▶ Input for this task:
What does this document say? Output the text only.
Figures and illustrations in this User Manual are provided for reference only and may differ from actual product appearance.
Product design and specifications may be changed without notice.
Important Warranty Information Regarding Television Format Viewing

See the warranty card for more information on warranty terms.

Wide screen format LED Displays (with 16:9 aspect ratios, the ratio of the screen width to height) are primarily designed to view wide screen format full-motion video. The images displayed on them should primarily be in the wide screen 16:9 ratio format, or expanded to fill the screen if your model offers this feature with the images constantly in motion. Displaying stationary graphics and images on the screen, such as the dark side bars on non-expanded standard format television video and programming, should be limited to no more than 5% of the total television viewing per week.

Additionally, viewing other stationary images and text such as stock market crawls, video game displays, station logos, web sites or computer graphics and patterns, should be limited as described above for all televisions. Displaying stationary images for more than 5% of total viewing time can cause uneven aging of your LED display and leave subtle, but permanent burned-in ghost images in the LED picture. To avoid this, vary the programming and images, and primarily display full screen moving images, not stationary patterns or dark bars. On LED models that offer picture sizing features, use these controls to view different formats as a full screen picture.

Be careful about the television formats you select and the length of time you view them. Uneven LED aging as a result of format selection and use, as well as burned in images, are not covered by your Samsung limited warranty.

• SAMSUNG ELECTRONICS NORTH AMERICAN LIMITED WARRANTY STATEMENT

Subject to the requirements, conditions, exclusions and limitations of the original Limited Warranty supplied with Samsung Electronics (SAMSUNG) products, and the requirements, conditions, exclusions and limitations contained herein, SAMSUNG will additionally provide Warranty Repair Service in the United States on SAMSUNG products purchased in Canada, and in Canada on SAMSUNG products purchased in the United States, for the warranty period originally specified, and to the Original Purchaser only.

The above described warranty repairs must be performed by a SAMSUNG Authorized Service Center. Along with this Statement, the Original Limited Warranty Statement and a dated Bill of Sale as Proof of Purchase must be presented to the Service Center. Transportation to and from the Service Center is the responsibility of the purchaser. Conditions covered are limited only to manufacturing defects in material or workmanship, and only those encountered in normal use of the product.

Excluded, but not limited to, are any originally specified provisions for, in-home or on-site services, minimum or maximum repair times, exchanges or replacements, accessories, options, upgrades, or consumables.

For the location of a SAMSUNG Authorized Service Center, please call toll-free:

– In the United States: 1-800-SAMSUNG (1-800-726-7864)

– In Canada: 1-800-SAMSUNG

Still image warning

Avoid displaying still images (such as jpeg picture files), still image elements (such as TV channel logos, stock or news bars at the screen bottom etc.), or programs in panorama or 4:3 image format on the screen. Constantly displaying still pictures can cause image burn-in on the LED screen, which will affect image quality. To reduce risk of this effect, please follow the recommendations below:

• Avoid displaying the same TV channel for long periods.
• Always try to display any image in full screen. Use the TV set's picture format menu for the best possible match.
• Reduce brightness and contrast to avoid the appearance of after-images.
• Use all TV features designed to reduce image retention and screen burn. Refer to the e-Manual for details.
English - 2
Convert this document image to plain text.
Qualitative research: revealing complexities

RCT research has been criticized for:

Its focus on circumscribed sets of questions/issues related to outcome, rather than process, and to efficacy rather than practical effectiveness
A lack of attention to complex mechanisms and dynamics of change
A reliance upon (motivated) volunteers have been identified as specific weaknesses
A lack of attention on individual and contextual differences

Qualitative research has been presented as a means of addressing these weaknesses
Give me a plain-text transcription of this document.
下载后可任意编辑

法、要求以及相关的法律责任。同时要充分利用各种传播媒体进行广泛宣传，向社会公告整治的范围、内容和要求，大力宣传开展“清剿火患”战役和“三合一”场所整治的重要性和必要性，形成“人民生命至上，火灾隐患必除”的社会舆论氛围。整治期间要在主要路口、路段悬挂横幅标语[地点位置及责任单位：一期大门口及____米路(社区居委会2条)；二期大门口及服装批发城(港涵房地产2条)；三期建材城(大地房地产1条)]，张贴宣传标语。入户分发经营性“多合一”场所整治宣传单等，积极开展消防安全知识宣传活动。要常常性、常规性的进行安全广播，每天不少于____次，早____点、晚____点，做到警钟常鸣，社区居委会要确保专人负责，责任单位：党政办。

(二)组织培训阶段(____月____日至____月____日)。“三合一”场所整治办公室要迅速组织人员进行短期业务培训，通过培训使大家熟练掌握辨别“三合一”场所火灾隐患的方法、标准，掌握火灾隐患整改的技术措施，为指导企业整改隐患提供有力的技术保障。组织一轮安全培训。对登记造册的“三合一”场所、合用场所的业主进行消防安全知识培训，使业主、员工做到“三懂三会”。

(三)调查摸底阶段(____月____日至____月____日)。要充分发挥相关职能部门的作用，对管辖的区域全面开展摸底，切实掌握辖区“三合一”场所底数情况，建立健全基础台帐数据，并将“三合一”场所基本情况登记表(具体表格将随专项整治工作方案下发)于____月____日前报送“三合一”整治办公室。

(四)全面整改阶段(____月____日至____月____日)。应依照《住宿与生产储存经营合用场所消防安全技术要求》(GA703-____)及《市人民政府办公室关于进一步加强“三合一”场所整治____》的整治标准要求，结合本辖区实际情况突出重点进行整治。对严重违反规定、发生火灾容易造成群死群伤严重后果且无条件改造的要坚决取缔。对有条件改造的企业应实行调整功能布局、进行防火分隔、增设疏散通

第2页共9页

▶ What the task asks: Lines containing the word "been" must all be returned from the material above.

▶ Exercise result:
RCT research has been criticized for:
A reliance upon (motivated) volunteers have been identified as specific weaknesses
Qualitative research has been presented as a means of addressing these weaknesses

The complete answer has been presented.